▶ INSTRUCTION
Please copy the material word for word, from the line with "heart-icon [819,944,857,977]" up to and including the last line of the material.

<<<<

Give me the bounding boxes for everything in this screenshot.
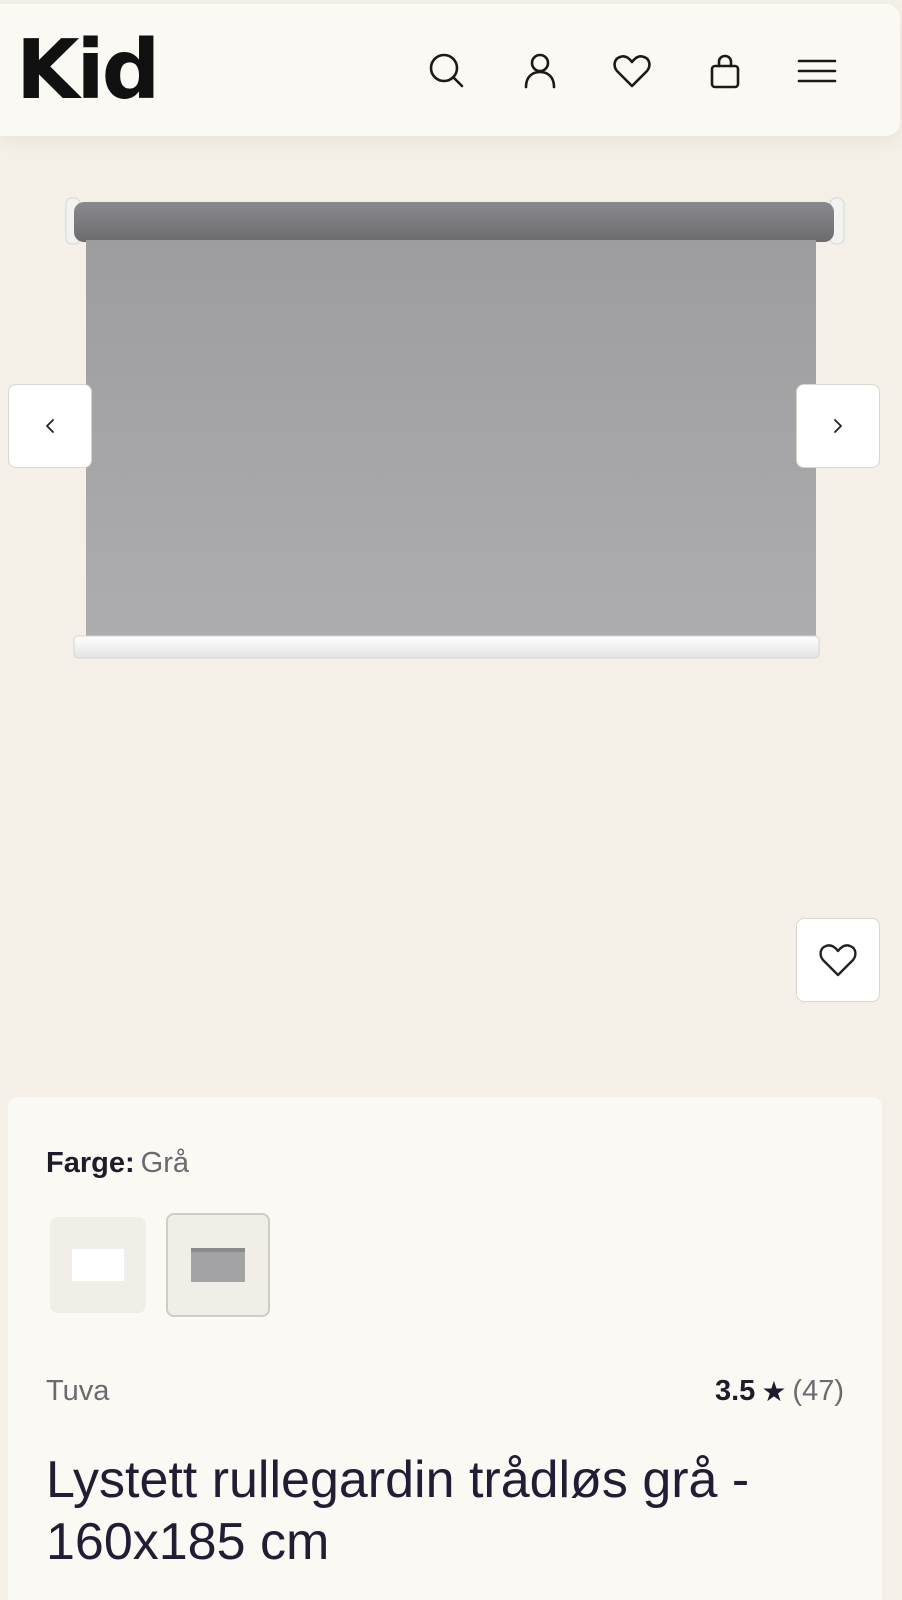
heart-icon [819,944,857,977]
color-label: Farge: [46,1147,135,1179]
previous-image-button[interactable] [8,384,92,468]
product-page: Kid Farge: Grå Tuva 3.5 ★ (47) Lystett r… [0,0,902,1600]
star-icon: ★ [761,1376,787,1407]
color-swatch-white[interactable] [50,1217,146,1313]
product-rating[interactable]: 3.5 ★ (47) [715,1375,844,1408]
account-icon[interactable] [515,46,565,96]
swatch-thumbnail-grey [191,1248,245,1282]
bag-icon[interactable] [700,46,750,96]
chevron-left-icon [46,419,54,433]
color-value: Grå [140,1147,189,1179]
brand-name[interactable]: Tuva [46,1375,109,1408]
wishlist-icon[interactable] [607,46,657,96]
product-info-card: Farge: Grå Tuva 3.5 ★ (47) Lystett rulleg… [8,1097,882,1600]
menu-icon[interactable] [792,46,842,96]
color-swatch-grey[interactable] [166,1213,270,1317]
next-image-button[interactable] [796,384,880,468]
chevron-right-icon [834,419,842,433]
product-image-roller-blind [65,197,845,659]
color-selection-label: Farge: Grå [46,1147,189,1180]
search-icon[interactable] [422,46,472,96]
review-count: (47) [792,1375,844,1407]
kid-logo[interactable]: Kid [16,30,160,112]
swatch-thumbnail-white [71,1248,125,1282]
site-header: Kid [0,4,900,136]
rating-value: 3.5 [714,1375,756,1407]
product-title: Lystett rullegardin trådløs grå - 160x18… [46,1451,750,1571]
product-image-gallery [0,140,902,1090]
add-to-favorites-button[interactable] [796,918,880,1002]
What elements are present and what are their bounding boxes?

>>>>

▶ PROBLEM SOLUTION
heart-icon [819,944,857,977]
color-label: Farge: [46,1147,135,1179]
previous-image-button[interactable] [8,384,92,468]
product-page: Kid Farge: Grå Tuva 3.5 ★ (47) Lystett r… [0,0,902,1600]
star-icon: ★ [761,1376,787,1407]
color-swatch-white[interactable] [50,1217,146,1313]
product-rating[interactable]: 3.5 ★ (47) [715,1375,844,1408]
account-icon[interactable] [515,46,565,96]
swatch-thumbnail-grey [191,1248,245,1282]
bag-icon[interactable] [700,46,750,96]
chevron-left-icon [46,419,54,433]
color-value: Grå [140,1147,189,1179]
brand-name[interactable]: Tuva [46,1375,109,1408]
wishlist-icon[interactable] [607,46,657,96]
product-info-card: Farge: Grå Tuva 3.5 ★ (47) Lystett rulleg… [8,1097,882,1600]
menu-icon[interactable] [792,46,842,96]
color-swatch-grey[interactable] [166,1213,270,1317]
next-image-button[interactable] [796,384,880,468]
chevron-right-icon [834,419,842,433]
product-image-roller-blind [65,197,845,659]
color-selection-label: Farge: Grå [46,1147,189,1180]
search-icon[interactable] [422,46,472,96]
review-count: (47) [792,1375,844,1407]
kid-logo[interactable]: Kid [16,30,160,112]
swatch-thumbnail-white [71,1248,125,1282]
site-header: Kid [0,4,900,136]
rating-value: 3.5 [714,1375,756,1407]
product-title: Lystett rullegardin trådløs grå - 160x18… [46,1451,750,1571]
product-image-gallery [0,140,902,1090]
add-to-favorites-button[interactable] [796,918,880,1002]
What elements are present and what are their bounding boxes?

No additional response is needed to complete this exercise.